GOAL:
All records must be quoted exactly. Omit the pictures.

[Data tied to figure images]
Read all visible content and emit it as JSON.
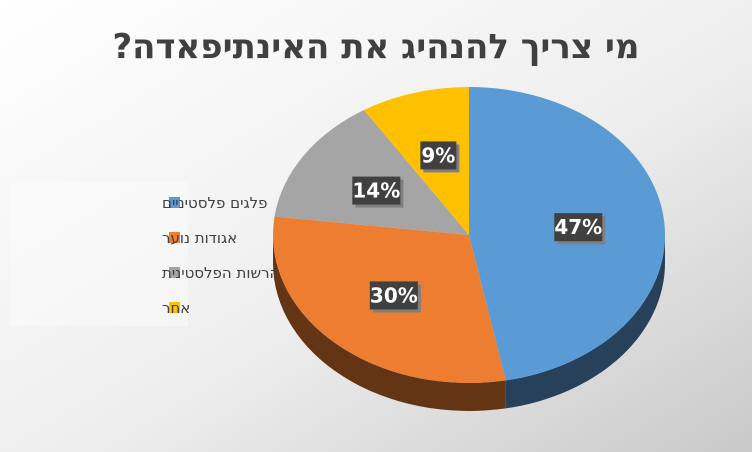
{
  "chart_data": {
    "type": "pie",
    "title": "מי צריך להנהיג את האינתיפאדה?",
    "categories": [
      "פלגים פלסטיניים",
      "אגודות נוער",
      "הרשות הפלסטינית",
      "אחר"
    ],
    "values": [
      47,
      30,
      14,
      9
    ],
    "labels": [
      "47%",
      "30%",
      "14%",
      "9%"
    ],
    "colors": [
      "#5b9bd5",
      "#ed7d31",
      "#a5a5a5",
      "#ffc000"
    ],
    "legend_position": "left",
    "style": "3d"
  }
}
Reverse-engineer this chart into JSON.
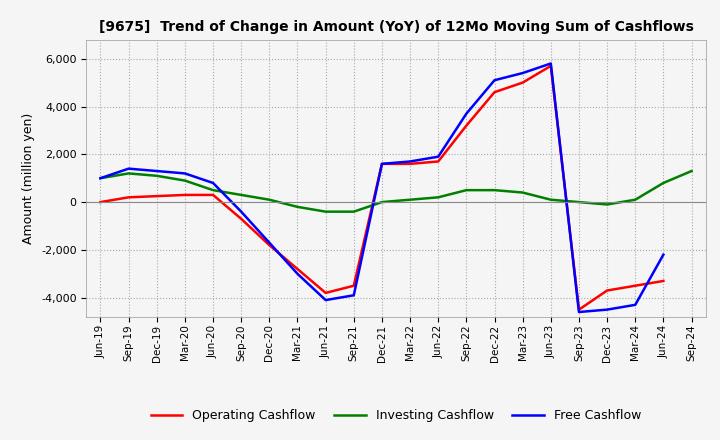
{
  "title": "[9675]  Trend of Change in Amount (YoY) of 12Mo Moving Sum of Cashflows",
  "ylabel": "Amount (million yen)",
  "ylim": [
    -4800,
    6800
  ],
  "yticks": [
    -4000,
    -2000,
    0,
    2000,
    4000,
    6000
  ],
  "legend_labels": [
    "Operating Cashflow",
    "Investing Cashflow",
    "Free Cashflow"
  ],
  "legend_colors": [
    "red",
    "green",
    "blue"
  ],
  "x_labels": [
    "Jun-19",
    "Sep-19",
    "Dec-19",
    "Mar-20",
    "Jun-20",
    "Sep-20",
    "Dec-20",
    "Mar-21",
    "Jun-21",
    "Sep-21",
    "Dec-21",
    "Mar-22",
    "Jun-22",
    "Sep-22",
    "Dec-22",
    "Mar-23",
    "Jun-23",
    "Sep-23",
    "Dec-23",
    "Mar-24",
    "Jun-24",
    "Sep-24"
  ],
  "operating": [
    0,
    200,
    250,
    300,
    300,
    -700,
    -1800,
    -2800,
    -3800,
    -3500,
    1600,
    1600,
    1700,
    3200,
    4600,
    5000,
    5700,
    -4500,
    -3700,
    -3500,
    -3300,
    null
  ],
  "investing": [
    1000,
    1200,
    1100,
    900,
    500,
    300,
    100,
    -200,
    -400,
    -400,
    0,
    100,
    200,
    500,
    500,
    400,
    100,
    0,
    -100,
    100,
    800,
    1300
  ],
  "free": [
    1000,
    1400,
    1300,
    1200,
    800,
    -400,
    -1700,
    -3000,
    -4100,
    -3900,
    1600,
    1700,
    1900,
    3700,
    5100,
    5400,
    5800,
    -4600,
    -4500,
    -4300,
    -2200,
    null
  ],
  "bg_color": "#f0f0f0",
  "plot_bg": "#f0f0f0"
}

SOLUTION TO THIS PROBLEM:
Read all visible content and emit it as JSON.
{
  "chart_data": {
    "type": "pie",
    "title": "מי צריך להנהיג את האינתיפאדה?",
    "categories": [
      "פלגים פלסטיניים",
      "אגודות נוער",
      "הרשות הפלסטינית",
      "אחר"
    ],
    "values": [
      47,
      30,
      14,
      9
    ],
    "labels": [
      "47%",
      "30%",
      "14%",
      "9%"
    ],
    "colors": [
      "#5b9bd5",
      "#ed7d31",
      "#a5a5a5",
      "#ffc000"
    ],
    "legend_position": "left",
    "style": "3d"
  }
}
Reverse-engineer this chart into JSON.
{
  "title": "[9675]  Trend of Change in Amount (YoY) of 12Mo Moving Sum of Cashflows",
  "ylabel": "Amount (million yen)",
  "ylim": [
    -4800,
    6800
  ],
  "yticks": [
    -4000,
    -2000,
    0,
    2000,
    4000,
    6000
  ],
  "legend_labels": [
    "Operating Cashflow",
    "Investing Cashflow",
    "Free Cashflow"
  ],
  "legend_colors": [
    "red",
    "green",
    "blue"
  ],
  "x_labels": [
    "Jun-19",
    "Sep-19",
    "Dec-19",
    "Mar-20",
    "Jun-20",
    "Sep-20",
    "Dec-20",
    "Mar-21",
    "Jun-21",
    "Sep-21",
    "Dec-21",
    "Mar-22",
    "Jun-22",
    "Sep-22",
    "Dec-22",
    "Mar-23",
    "Jun-23",
    "Sep-23",
    "Dec-23",
    "Mar-24",
    "Jun-24",
    "Sep-24"
  ],
  "operating": [
    0,
    200,
    250,
    300,
    300,
    -700,
    -1800,
    -2800,
    -3800,
    -3500,
    1600,
    1600,
    1700,
    3200,
    4600,
    5000,
    5700,
    -4500,
    -3700,
    -3500,
    -3300,
    null
  ],
  "investing": [
    1000,
    1200,
    1100,
    900,
    500,
    300,
    100,
    -200,
    -400,
    -400,
    0,
    100,
    200,
    500,
    500,
    400,
    100,
    0,
    -100,
    100,
    800,
    1300
  ],
  "free": [
    1000,
    1400,
    1300,
    1200,
    800,
    -400,
    -1700,
    -3000,
    -4100,
    -3900,
    1600,
    1700,
    1900,
    3700,
    5100,
    5400,
    5800,
    -4600,
    -4500,
    -4300,
    -2200,
    null
  ],
  "bg_color": "#f0f0f0",
  "plot_bg": "#f0f0f0"
}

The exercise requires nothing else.